Locate the word "color" in the material, then show every line that holds it.

Figure dataset records
────
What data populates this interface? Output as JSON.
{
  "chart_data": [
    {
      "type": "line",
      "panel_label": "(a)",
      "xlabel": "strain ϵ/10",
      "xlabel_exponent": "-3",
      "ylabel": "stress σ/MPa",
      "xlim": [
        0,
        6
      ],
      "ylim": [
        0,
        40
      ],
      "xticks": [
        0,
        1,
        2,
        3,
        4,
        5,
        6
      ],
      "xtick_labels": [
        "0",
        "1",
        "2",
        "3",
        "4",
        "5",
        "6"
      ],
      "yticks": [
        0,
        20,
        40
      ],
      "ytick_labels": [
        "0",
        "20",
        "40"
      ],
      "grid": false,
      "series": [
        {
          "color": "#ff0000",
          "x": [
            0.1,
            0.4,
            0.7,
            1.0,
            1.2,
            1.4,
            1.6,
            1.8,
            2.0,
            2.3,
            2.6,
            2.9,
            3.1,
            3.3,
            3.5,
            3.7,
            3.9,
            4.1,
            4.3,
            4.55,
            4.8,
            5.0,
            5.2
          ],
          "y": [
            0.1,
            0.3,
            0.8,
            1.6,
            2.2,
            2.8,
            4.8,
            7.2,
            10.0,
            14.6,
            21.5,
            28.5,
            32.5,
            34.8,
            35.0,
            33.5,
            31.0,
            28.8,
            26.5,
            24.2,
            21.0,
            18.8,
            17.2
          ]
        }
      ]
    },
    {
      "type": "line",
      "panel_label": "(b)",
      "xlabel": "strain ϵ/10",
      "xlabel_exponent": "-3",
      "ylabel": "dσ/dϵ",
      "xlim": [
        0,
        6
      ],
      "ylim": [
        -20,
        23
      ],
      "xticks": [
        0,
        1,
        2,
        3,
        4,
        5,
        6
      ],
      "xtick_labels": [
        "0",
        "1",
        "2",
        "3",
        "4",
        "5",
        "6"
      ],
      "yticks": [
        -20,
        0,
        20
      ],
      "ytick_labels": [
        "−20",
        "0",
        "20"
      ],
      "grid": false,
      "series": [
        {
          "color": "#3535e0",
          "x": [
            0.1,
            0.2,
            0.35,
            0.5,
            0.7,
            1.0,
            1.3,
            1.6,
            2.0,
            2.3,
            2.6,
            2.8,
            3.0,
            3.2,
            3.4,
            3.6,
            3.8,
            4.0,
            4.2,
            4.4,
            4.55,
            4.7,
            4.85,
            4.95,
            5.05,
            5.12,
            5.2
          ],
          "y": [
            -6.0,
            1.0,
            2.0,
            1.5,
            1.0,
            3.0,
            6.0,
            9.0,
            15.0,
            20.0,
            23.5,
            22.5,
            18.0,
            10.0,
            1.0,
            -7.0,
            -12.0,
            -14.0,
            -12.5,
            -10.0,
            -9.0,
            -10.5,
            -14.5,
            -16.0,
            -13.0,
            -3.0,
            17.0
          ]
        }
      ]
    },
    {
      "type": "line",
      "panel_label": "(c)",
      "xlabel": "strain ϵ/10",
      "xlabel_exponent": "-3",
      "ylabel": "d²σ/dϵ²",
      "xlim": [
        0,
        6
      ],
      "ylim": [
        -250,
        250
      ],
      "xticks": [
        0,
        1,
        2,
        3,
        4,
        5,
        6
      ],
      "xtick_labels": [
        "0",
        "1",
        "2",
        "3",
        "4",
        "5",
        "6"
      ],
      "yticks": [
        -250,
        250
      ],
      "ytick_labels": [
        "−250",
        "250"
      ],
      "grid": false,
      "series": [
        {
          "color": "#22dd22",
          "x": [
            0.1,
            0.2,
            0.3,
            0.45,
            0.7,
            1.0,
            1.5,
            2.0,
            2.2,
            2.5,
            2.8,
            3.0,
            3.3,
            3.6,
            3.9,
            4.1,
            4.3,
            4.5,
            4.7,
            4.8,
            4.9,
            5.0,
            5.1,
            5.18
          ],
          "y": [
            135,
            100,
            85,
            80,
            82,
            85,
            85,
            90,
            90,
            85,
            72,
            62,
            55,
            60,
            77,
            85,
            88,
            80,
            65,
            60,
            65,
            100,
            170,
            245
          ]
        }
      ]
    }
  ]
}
────
#### [Full solution]
          "color": "#ff0000",
          "color": "#3535e0",
          "color": "#22dd22",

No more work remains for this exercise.